§ **Given task**: Count the lines in the records below that contain the word "pattern", and reply with only that number.

§ **Recorded data**:
##########

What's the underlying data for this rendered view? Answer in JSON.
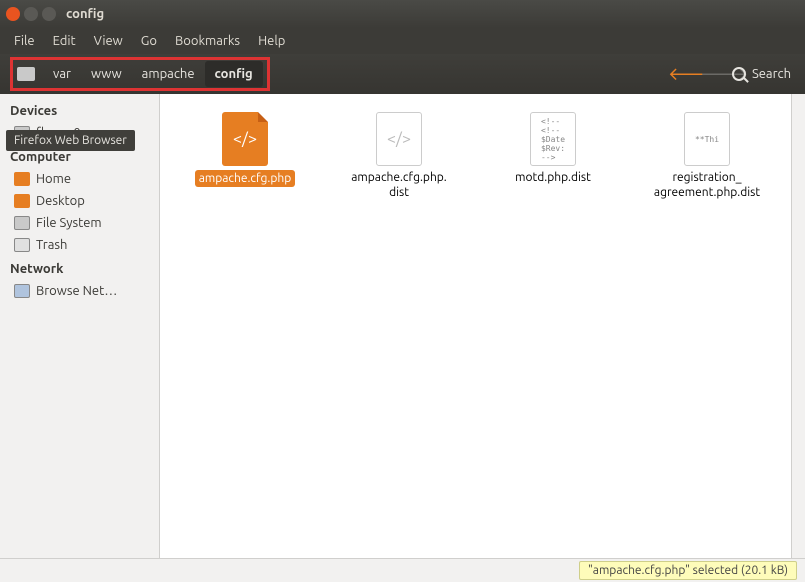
{
  "window": {
    "title": "config"
  },
  "menubar": [
    "File",
    "Edit",
    "View",
    "Go",
    "Bookmarks",
    "Help"
  ],
  "breadcrumb": [
    "var",
    "www",
    "ampache",
    "config"
  ],
  "toolbar": {
    "search_label": "Search"
  },
  "sidebar": {
    "devices_heading": "Devices",
    "devices": [
      {
        "label": "floppy0",
        "icon": "floppy"
      }
    ],
    "computer_heading": "Computer",
    "computer": [
      {
        "label": "Home",
        "icon": "home"
      },
      {
        "label": "Desktop",
        "icon": "desktop"
      },
      {
        "label": "File System",
        "icon": "fs"
      },
      {
        "label": "Trash",
        "icon": "trash"
      }
    ],
    "network_heading": "Network",
    "network": [
      {
        "label": "Browse Net…",
        "icon": "net"
      }
    ]
  },
  "files": [
    {
      "name": "ampache.cfg.php",
      "type": "code",
      "selected": true
    },
    {
      "name": "ampache.cfg.php.\ndist",
      "type": "code",
      "selected": false
    },
    {
      "name": "motd.php.dist",
      "type": "txt",
      "preview": "<!--\n<!--\n$Date\n$Rev:\n-->",
      "selected": false
    },
    {
      "name": "registration_\nagreement.php.dist",
      "type": "txt",
      "preview": "**Thi",
      "selected": false
    }
  ],
  "statusbar": {
    "text": "\"ampache.cfg.php\" selected (20.1 kB)"
  },
  "tooltip": "Firefox Web Browser"
}
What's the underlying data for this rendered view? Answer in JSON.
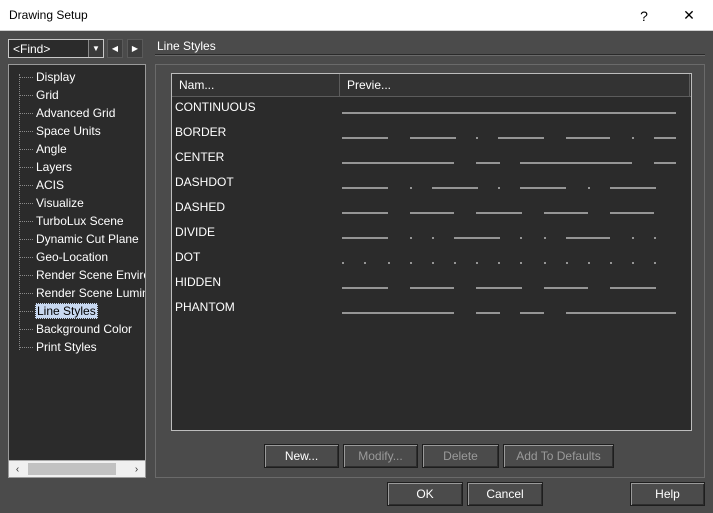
{
  "window": {
    "title": "Drawing Setup",
    "help_glyph": "?",
    "close_glyph": "✕"
  },
  "find": {
    "value": "<Find>"
  },
  "tree": {
    "items": [
      {
        "label": "Display"
      },
      {
        "label": "Grid"
      },
      {
        "label": "Advanced Grid"
      },
      {
        "label": "Space Units"
      },
      {
        "label": "Angle"
      },
      {
        "label": "Layers"
      },
      {
        "label": "ACIS"
      },
      {
        "label": "Visualize"
      },
      {
        "label": "TurboLux Scene"
      },
      {
        "label": "Dynamic Cut Plane"
      },
      {
        "label": "Geo-Location"
      },
      {
        "label": "Render Scene Environment"
      },
      {
        "label": "Render Scene Luminance"
      },
      {
        "label": "Line Styles",
        "selected": true
      },
      {
        "label": "Background Color"
      },
      {
        "label": "Print Styles"
      }
    ]
  },
  "section": {
    "title": "Line Styles"
  },
  "list": {
    "columns": [
      "Nam...",
      "Previe..."
    ],
    "rows": [
      {
        "name": "CONTINUOUS",
        "pattern": "continuous"
      },
      {
        "name": "BORDER",
        "pattern": "border"
      },
      {
        "name": "CENTER",
        "pattern": "center"
      },
      {
        "name": "DASHDOT",
        "pattern": "dashdot"
      },
      {
        "name": "DASHED",
        "pattern": "dashed"
      },
      {
        "name": "DIVIDE",
        "pattern": "divide"
      },
      {
        "name": "DOT",
        "pattern": "dot"
      },
      {
        "name": "HIDDEN",
        "pattern": "hidden"
      },
      {
        "name": "PHANTOM",
        "pattern": "phantom"
      }
    ]
  },
  "buttons": {
    "new": "New...",
    "modify": "Modify...",
    "delete": "Delete",
    "add_defaults": "Add To Defaults",
    "ok": "OK",
    "cancel": "Cancel",
    "help": "Help"
  },
  "colors": {
    "background": "#4b4b4b",
    "panel": "#2b2b2b",
    "selection": "#c8d8f0",
    "text": "#ffffff",
    "disabled_text": "#9a9a9a"
  }
}
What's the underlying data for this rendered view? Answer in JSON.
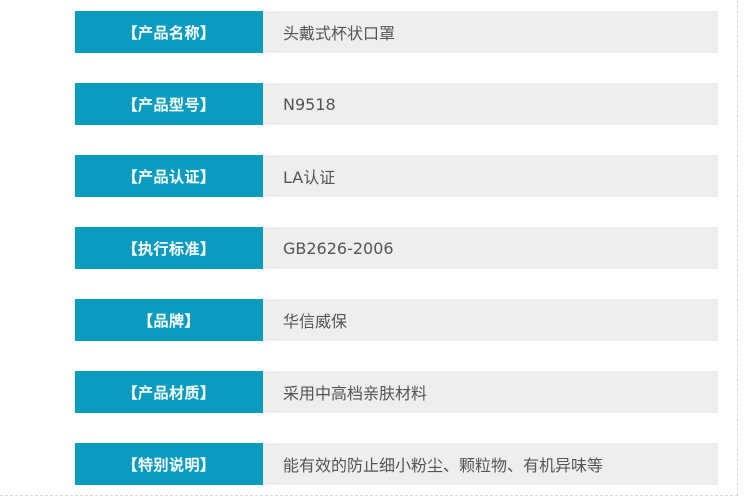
{
  "specs": [
    {
      "label": "【产品名称】",
      "value": "头戴式杯状口罩"
    },
    {
      "label": "【产品型号】",
      "value": "N9518"
    },
    {
      "label": "【产品认证】",
      "value": "LA认证"
    },
    {
      "label": "【执行标准】",
      "value": "GB2626-2006"
    },
    {
      "label": "【品牌】",
      "value": "华信威保"
    },
    {
      "label": "【产品材质】",
      "value": "采用中高档亲肤材料"
    },
    {
      "label": "【特别说明】",
      "value": "能有效的防止细小粉尘、颗粒物、有机异味等"
    }
  ],
  "colors": {
    "label_bg": "#0a9cc0",
    "value_bg": "#eeeeee"
  }
}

##########

§ **Full answer**: 9